— Stated goal —
Can you repeat these rows with every "FCFA" replaced by "XAF" and everything else left unchanged?

--- START OF Material to process ---

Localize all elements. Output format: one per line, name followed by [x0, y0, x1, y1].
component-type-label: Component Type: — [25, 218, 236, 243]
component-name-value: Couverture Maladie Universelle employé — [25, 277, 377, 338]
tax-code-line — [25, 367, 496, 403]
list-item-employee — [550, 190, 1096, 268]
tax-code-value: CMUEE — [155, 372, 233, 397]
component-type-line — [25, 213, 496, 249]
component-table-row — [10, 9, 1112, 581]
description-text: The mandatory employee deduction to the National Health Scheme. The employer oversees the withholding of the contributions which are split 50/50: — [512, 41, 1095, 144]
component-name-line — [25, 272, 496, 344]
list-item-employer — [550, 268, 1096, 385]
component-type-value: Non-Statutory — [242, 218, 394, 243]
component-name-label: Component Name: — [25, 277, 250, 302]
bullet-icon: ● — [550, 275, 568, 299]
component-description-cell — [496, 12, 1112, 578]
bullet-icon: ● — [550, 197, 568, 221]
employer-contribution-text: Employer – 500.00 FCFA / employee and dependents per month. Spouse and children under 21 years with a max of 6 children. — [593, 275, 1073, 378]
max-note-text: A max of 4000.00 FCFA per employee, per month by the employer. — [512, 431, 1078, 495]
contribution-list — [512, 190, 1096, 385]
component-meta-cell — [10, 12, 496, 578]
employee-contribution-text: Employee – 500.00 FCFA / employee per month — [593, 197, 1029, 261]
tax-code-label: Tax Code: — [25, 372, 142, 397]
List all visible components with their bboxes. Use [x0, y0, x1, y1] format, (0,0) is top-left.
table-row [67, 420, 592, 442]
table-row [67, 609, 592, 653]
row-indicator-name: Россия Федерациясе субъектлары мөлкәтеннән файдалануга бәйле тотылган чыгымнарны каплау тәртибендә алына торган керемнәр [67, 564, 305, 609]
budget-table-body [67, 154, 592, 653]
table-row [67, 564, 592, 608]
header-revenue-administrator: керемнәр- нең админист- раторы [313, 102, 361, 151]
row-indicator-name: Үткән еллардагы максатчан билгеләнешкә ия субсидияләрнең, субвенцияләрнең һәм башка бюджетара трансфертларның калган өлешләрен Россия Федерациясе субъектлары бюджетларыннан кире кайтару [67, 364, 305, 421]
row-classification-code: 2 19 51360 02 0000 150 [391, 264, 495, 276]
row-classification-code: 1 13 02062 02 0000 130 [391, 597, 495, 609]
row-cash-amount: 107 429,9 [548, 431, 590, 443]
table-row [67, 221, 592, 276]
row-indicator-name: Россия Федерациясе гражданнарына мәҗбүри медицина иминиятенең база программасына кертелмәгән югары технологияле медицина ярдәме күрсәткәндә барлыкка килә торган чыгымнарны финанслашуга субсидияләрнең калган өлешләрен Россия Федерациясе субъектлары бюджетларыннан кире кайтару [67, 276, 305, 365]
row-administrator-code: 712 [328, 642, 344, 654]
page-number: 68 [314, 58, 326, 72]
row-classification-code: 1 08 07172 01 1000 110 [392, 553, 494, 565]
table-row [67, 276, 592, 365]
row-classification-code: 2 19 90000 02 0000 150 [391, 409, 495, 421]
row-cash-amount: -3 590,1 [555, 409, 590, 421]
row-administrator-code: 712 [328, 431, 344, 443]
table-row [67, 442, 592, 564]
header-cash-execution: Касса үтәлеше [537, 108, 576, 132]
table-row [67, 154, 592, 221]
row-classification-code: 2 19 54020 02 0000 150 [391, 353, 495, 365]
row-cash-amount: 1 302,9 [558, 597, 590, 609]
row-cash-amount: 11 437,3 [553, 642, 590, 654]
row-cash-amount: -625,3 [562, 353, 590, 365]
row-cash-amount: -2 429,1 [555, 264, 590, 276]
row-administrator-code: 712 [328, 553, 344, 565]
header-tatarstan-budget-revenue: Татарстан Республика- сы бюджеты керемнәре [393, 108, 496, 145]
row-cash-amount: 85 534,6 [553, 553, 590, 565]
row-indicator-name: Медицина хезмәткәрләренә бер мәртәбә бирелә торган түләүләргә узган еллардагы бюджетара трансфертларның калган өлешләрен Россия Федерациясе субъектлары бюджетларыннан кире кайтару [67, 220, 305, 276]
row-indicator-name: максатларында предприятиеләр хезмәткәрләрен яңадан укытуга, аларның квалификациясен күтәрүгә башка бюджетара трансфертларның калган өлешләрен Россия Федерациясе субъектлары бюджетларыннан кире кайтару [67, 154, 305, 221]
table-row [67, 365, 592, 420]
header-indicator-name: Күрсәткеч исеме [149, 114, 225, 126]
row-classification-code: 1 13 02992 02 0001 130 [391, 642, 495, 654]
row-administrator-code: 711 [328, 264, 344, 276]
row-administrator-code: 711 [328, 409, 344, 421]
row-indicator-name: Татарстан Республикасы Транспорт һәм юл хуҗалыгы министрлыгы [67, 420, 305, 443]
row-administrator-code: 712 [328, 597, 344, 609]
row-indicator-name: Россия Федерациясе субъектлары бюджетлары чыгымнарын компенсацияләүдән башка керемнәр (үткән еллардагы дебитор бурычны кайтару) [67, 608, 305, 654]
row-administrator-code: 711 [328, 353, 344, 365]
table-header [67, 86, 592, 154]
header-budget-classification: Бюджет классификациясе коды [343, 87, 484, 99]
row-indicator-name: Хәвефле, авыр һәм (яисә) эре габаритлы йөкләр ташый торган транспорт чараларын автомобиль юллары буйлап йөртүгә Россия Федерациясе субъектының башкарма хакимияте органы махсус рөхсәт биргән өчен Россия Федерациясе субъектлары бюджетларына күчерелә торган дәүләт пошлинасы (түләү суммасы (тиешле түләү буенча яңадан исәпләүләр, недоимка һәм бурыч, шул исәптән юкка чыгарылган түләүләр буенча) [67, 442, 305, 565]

--- END OF Material to process ---

— Result —
Localize all elements. Output format: one per line, name followed by [x0, y0, x1, y1].
component-type-label: Component Type: — [25, 218, 236, 243]
component-name-value: Couverture Maladie Universelle employé — [25, 277, 377, 338]
tax-code-line — [25, 367, 496, 403]
list-item-employee — [550, 190, 1096, 268]
tax-code-value: CMUEE — [155, 372, 233, 397]
component-type-line — [25, 213, 496, 249]
component-table-row — [10, 9, 1112, 581]
description-text: The mandatory employee deduction to the National Health Scheme. The employer oversees the withholding of the contributions which are split 50/50: — [512, 41, 1095, 144]
component-name-line — [25, 272, 496, 344]
list-item-employer — [550, 268, 1096, 385]
component-type-value: Non-Statutory — [242, 218, 394, 243]
component-name-label: Component Name: — [25, 277, 250, 302]
bullet-icon: ● — [550, 275, 568, 299]
component-description-cell — [496, 12, 1112, 578]
bullet-icon: ● — [550, 197, 568, 221]
employer-contribution-text: Employer – 500.00 XAF / employee and dependents per month. Spouse and children under 21 years with a max of 6 children. — [593, 275, 1073, 378]
max-note-text: A max of 4000.00 XAF per employee, per month by the employer. — [512, 431, 1078, 495]
contribution-list — [512, 190, 1096, 385]
component-meta-cell — [10, 12, 496, 578]
employee-contribution-text: Employee – 500.00 XAF / employee per month — [593, 197, 1029, 261]
tax-code-label: Tax Code: — [25, 372, 142, 397]
List all visible components with their bboxes. Use [x0, y0, x1, y1] format, (0,0) is top-left.
table-row [67, 420, 592, 442]
table-row [67, 609, 592, 653]
row-indicator-name: Россия Федерациясе субъектлары мөлкәтеннән файдалануга бәйле тотылган чыгымнарны каплау тәртибендә алына торган керемнәр [67, 564, 305, 609]
budget-table-body [67, 154, 592, 653]
table-row [67, 564, 592, 608]
header-revenue-administrator: керемнәр- нең админист- раторы [313, 102, 361, 151]
row-indicator-name: Үткән еллардагы максатчан билгеләнешкә ия субсидияләрнең, субвенцияләрнең һәм башка бюджетара трансфертларның калган өлешләрен Россия Федерациясе субъектлары бюджетларыннан кире кайтару [67, 364, 305, 421]
row-classification-code: 2 19 51360 02 0000 150 [391, 264, 495, 276]
row-classification-code: 1 13 02062 02 0000 130 [391, 597, 495, 609]
row-cash-amount: 107 429,9 [548, 431, 590, 443]
table-row [67, 221, 592, 276]
row-indicator-name: Россия Федерациясе гражданнарына мәҗбүри медицина иминиятенең база программасына кертелмәгән югары технологияле медицина ярдәме күрсәткәндә барлыкка килә торган чыгымнарны финанслашуга субсидияләрнең калган өлешләрен Россия Федерациясе субъектлары бюджетларыннан кире кайтару [67, 276, 305, 365]
row-administrator-code: 712 [328, 642, 344, 654]
page-number: 68 [314, 58, 326, 72]
row-classification-code: 1 08 07172 01 1000 110 [392, 553, 494, 565]
table-row [67, 276, 592, 365]
row-classification-code: 2 19 90000 02 0000 150 [391, 409, 495, 421]
row-cash-amount: -3 590,1 [555, 409, 590, 421]
row-administrator-code: 712 [328, 431, 344, 443]
table-row [67, 442, 592, 564]
header-cash-execution: Касса үтәлеше [537, 108, 576, 132]
table-row [67, 154, 592, 221]
row-classification-code: 2 19 54020 02 0000 150 [391, 353, 495, 365]
row-cash-amount: 1 302,9 [558, 597, 590, 609]
row-cash-amount: 11 437,3 [553, 642, 590, 654]
row-cash-amount: -625,3 [562, 353, 590, 365]
row-cash-amount: -2 429,1 [555, 264, 590, 276]
row-administrator-code: 712 [328, 553, 344, 565]
header-tatarstan-budget-revenue: Татарстан Республика- сы бюджеты керемнәре [393, 108, 496, 145]
row-cash-amount: 85 534,6 [553, 553, 590, 565]
row-indicator-name: Медицина хезмәткәрләренә бер мәртәбә бирелә торган түләүләргә узган еллардагы бюджетара трансфертларның калган өлешләрен Россия Федерациясе субъектлары бюджетларыннан кире кайтару [67, 220, 305, 276]
row-indicator-name: максатларында предприятиеләр хезмәткәрләрен яңадан укытуга, аларның квалификациясен күтәрүгә башка бюджетара трансфертларның калган өлешләрен Россия Федерациясе субъектлары бюджетларыннан кире кайтару [67, 154, 305, 221]
table-row [67, 365, 592, 420]
header-indicator-name: Күрсәткеч исеме [149, 114, 225, 126]
row-classification-code: 1 13 02992 02 0001 130 [391, 642, 495, 654]
row-administrator-code: 711 [328, 264, 344, 276]
row-administrator-code: 711 [328, 409, 344, 421]
row-indicator-name: Татарстан Республикасы Транспорт һәм юл хуҗалыгы министрлыгы [67, 420, 305, 443]
row-administrator-code: 712 [328, 597, 344, 609]
row-indicator-name: Россия Федерациясе субъектлары бюджетлары чыгымнарын компенсацияләүдән башка керемнәр (үткән еллардагы дебитор бурычны кайтару) [67, 608, 305, 654]
row-administrator-code: 711 [328, 353, 344, 365]
table-header [67, 86, 592, 154]
header-budget-classification: Бюджет классификациясе коды [343, 87, 484, 99]
row-indicator-name: Хәвефле, авыр һәм (яисә) эре габаритлы йөкләр ташый торган транспорт чараларын автомобиль юллары буйлап йөртүгә Россия Федерациясе субъектының башкарма хакимияте органы махсус рөхсәт биргән өчен Россия Федерациясе субъектлары бюджетларына күчерелә торган дәүләт пошлинасы (түләү суммасы (тиешле түләү буенча яңадан исәпләүләр, недоимка һәм бурыч, шул исәптән юкка чыгарылган түләүләр буенча) [67, 442, 305, 565]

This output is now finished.